- [Records contained in a dataset]:

###

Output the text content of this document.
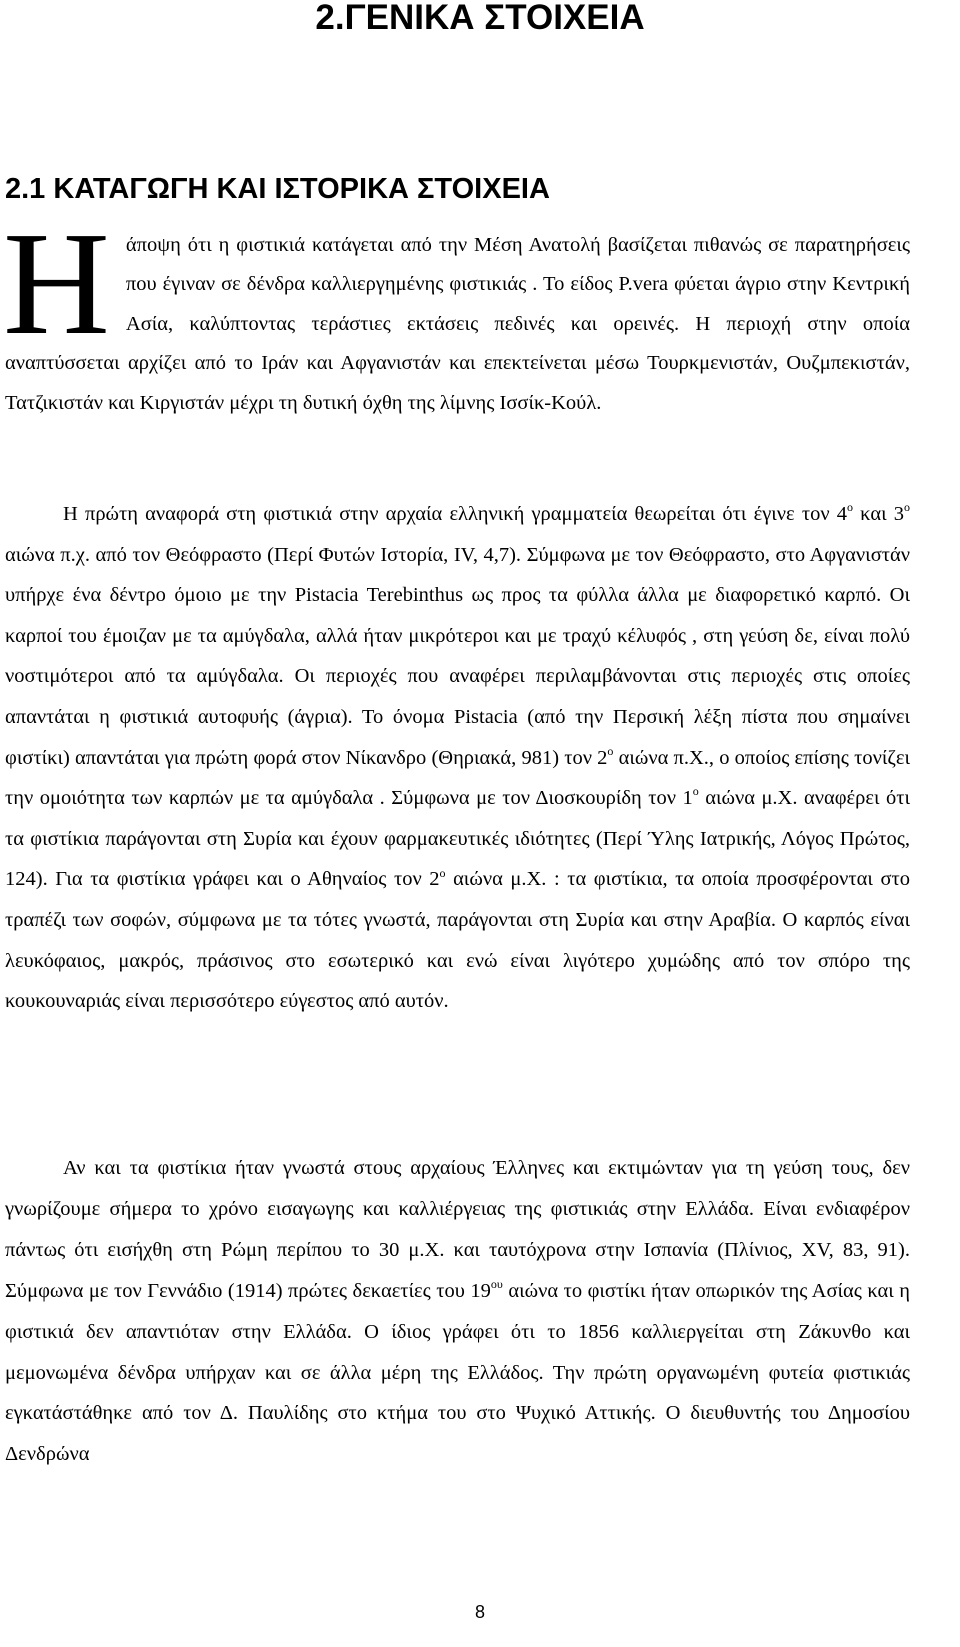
2.ΓΕΝΙΚΑ ΣΤΟΙΧΕΙΑ
2.1 ΚΑΤΑΓΩΓΗ ΚΑΙ ΙΣΤΟΡΙΚΑ ΣΤΟΙΧΕΙΑ

Ηάποψη ότι η φιστικιά κατάγεται από την Μέση Ανατολή βασίζεται πιθανώς σε παρατηρήσεις που έγιναν σε δένδρα καλλιεργημένης φιστικιάς . Το είδος P.vera φύεται άγριο στην Κεντρική Ασία, καλύπτοντας τεράστιες εκτάσεις πεδινές και ορεινές. Η περιοχή στην οποία αναπτύσσεται αρχίζει από το Ιράν και Αφγανιστάν και επεκτείνεται μέσω Τουρκμενιστάν, Ουζμπεκιστάν, Τατζικιστάν και Κιργιστάν μέχρι τη δυτική όχθη της λίμνης Ισσίκ-Κούλ.

Η πρώτη αναφορά στη φιστικιά στην αρχαία ελληνική γραμματεία θεωρείται ότι έγινε τον $4^o$ και $3^o$ αιώνα π.χ. από τον Θεόφραστο (Περί Φυτών Ιστορία, IV, 4,7). Σύμφωνα με τον Θεόφραστο, στο Αφγανιστάν υπήρχε ένα δέντρο όμοιο με την Pistacia Terebinthus ως προς τα φύλλα άλλα με διαφορετικό καρπό. Οι καρποί του έμοιζαν με τα αμύγδαλα, αλλά ήταν μικρότεροι και με τραχύ κέλυφός , στη γεύση δε, είναι πολύ νοστιμότεροι από τα αμύγδαλα. Οι περιοχές που αναφέρει περιλαμβάνονται στις περιοχές στις οποίες απαντάται η φιστικιά αυτοφυής (άγρια). Το όνομα Pistacia (από την Περσική λέξη πίστα που σημαίνει φιστίκι) απαντάται για πρώτη φορά στον Νίκανδρο (Θηριακά, 981) τον $2^o$ αιώνα π.Χ., ο οποίος επίσης τονίζει την ομοιότητα των καρπών με τα αμύγδαλα . Σύμφωνα με τον Διοσκουρίδη τον $1^o$ αιώνα μ.Χ. αναφέρει ότι τα φιστίκια παράγονται στη Συρία και έχουν φαρμακευτικές ιδιότητες (Περί Ύλης Ιατρικής, Λόγος Πρώτος, 124). Για τα φιστίκια γράφει και ο Αθηναίος τον $2^o$ αιώνα μ.Χ. : τα φιστίκια, τα οποία προσφέρονται στο τραπέζι των σοφών, σύμφωνα με τα τότες γνωστά, παράγονται στη Συρία και στην Αραβία. Ο καρπός είναι λευκόφαιος, μακρός, πράσινος στο εσωτερικό και ενώ είναι λιγότερο χυμώδης από τον σπόρο της κουκουναριάς είναι περισσότερο εύγεστος από αυτόν.

Αν και τα φιστίκια ήταν γνωστά στους αρχαίους Έλληνες και εκτιμώνταν για τη γεύση τους, δεν γνωρίζουμε σήμερα το χρόνο εισαγωγης και καλλιέργειας της φιστικιάς στην Ελλάδα. Είναι ενδιαφέρον πάντως ότι εισήχθη στη Ρώμη περίπου το 30 μ.Χ. και ταυτόχρονα στην Ισπανία (Πλίνιος, XV, 83, 91). Σύμφωνα με τον Γεννάδιο (1914) πρώτες δεκαετίες του $19^{o\upsilon}$ αιώνα το φιστίκι ήταν οπωρικόν της Ασίας και η φιστικιά δεν απαντιόταν στην Ελλάδα. Ο ίδιος γράφει ότι το 1856 καλλιεργείται στη Ζάκυνθο και μεμονωμένα δένδρα υπήρχαν και σε άλλα μέρη της Ελλάδος. Την πρώτη οργανωμένη φυτεία φιστικιάς εγκατάστάθηκε από τον Δ. Παυλίδης στο κτήμα του στο Ψυχικό Αττικής. Ο διευθυντής του Δημοσίου Δενδρώνα

8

###

- [What you have to do]:
Copy out every line of the data that includes "δένδρα".

- [The reply]:
Ηάποψη ότι η φιστικιά κατάγεται από την Μέση Ανατολή βασίζεται πιθανώς σε παρατηρήσεις που έγιναν σε δένδρα καλλιεργημένης φιστικιάς . Το είδος P.vera φύεται άγριο στην Κεντρική Ασία, καλύπτοντας τεράστιες εκτάσεις πεδινές και ορεινές. Η περιοχή στην οποία αναπτύσσεται αρχίζει από το Ιράν και Αφγανιστάν και επεκτείνεται μέσω Τουρκμενιστάν, Ουζμπεκιστάν, Τατζικιστάν και Κιργιστάν μέχρι τη δυτική όχθη της λίμνης Ισσίκ-Κούλ.
Αν και τα φιστίκια ήταν γνωστά στους αρχαίους Έλληνες και εκτιμώνταν για τη γεύση τους, δεν γνωρίζουμε σήμερα το χρόνο εισαγωγης και καλλιέργειας της φιστικιάς στην Ελλάδα. Είναι ενδιαφέρον πάντως ότι εισήχθη στη Ρώμη περίπου το 30 μ.Χ. και ταυτόχρονα στην Ισπανία (Πλίνιος, XV, 83, 91). Σύμφωνα με τον Γεννάδιο (1914) πρώτες δεκαετίες του $19^{o\upsilon}$ αιώνα το φιστίκι ήταν οπωρικόν της Ασίας και η φιστικιά δεν απαντιόταν στην Ελλάδα. Ο ίδιος γράφει ότι το 1856 καλλιεργείται στη Ζάκυνθο και μεμονωμένα δένδρα υπήρχαν και σε άλλα μέρη της Ελλάδος. Την πρώτη οργανωμένη φυτεία φιστικιάς εγκατάστάθηκε από τον Δ. Παυλίδης στο κτήμα του στο Ψυχικό Αττικής. Ο διευθυντής του Δημοσίου Δενδρώνα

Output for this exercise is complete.